§ Information given:
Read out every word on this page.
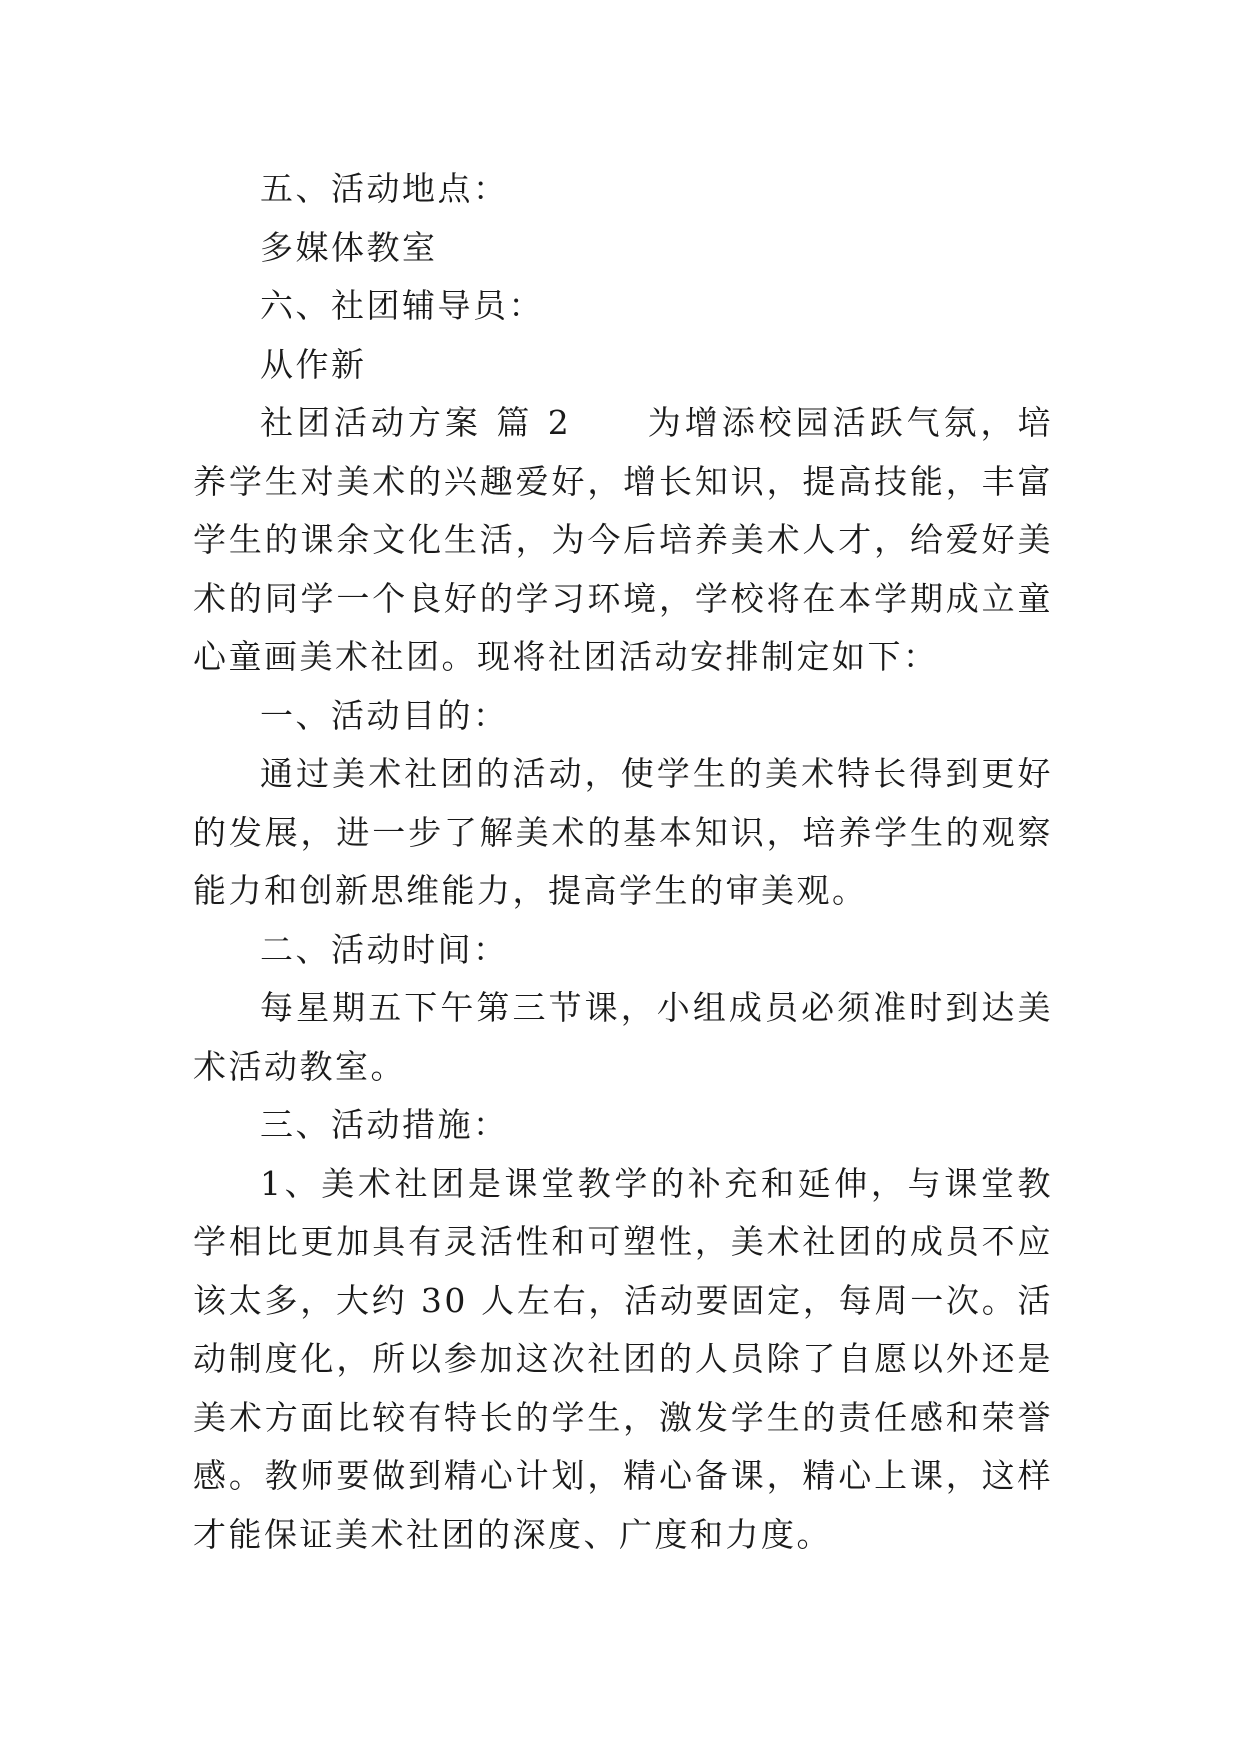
五、活动地点：

多媒体教室

六、社团辅导员：

从作新

社团活动方案 篇 2 为增添校园活跃气氛，培养学生对美术的兴趣爱好，增长知识，提高技能，丰富学生的课余文化生活，为今后培养美术人才，给爱好美术的同学一个良好的学习环境，学校将在本学期成立童心童画美术社团。现将社团活动安排制定如下：

一、活动目的：

通过美术社团的活动，使学生的美术特长得到更好的发展，进一步了解美术的基本知识，培养学生的观察能力和创新思维能力，提高学生的审美观。

二、活动时间：

每星期五下午第三节课，小组成员必须准时到达美术活动教室。

三、活动措施：

1、美术社团是课堂教学的补充和延伸，与课堂教学相比更加具有灵活性和可塑性，美术社团的成员不应该太多，大约 30 人左右，活动要固定，每周一次。活动制度化，所以参加这次社团的人员除了自愿以外还是美术方面比较有特长的学生，激发学生的责任感和荣誉感。教师要做到精心计划，精心备课，精心上课，这样才能保证美术社团的深度、广度和力度。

§ Problem to work on: The data should be printed again unchanged; leave its pictures out.

§ Finished answer:
Read out every word on this page.
五、活动地点：

多媒体教室

六、社团辅导员：

从作新

社团活动方案 篇 2 为增添校园活跃气氛，培养学生对美术的兴趣爱好，增长知识，提高技能，丰富学生的课余文化生活，为今后培养美术人才，给爱好美术的同学一个良好的学习环境，学校将在本学期成立童心童画美术社团。现将社团活动安排制定如下：

一、活动目的：

通过美术社团的活动，使学生的美术特长得到更好的发展，进一步了解美术的基本知识，培养学生的观察能力和创新思维能力，提高学生的审美观。

二、活动时间：

每星期五下午第三节课，小组成员必须准时到达美术活动教室。

三、活动措施：

1、美术社团是课堂教学的补充和延伸，与课堂教学相比更加具有灵活性和可塑性，美术社团的成员不应该太多，大约 30 人左右，活动要固定，每周一次。活动制度化，所以参加这次社团的人员除了自愿以外还是美术方面比较有特长的学生，激发学生的责任感和荣誉感。教师要做到精心计划，精心备课，精心上课，这样才能保证美术社团的深度、广度和力度。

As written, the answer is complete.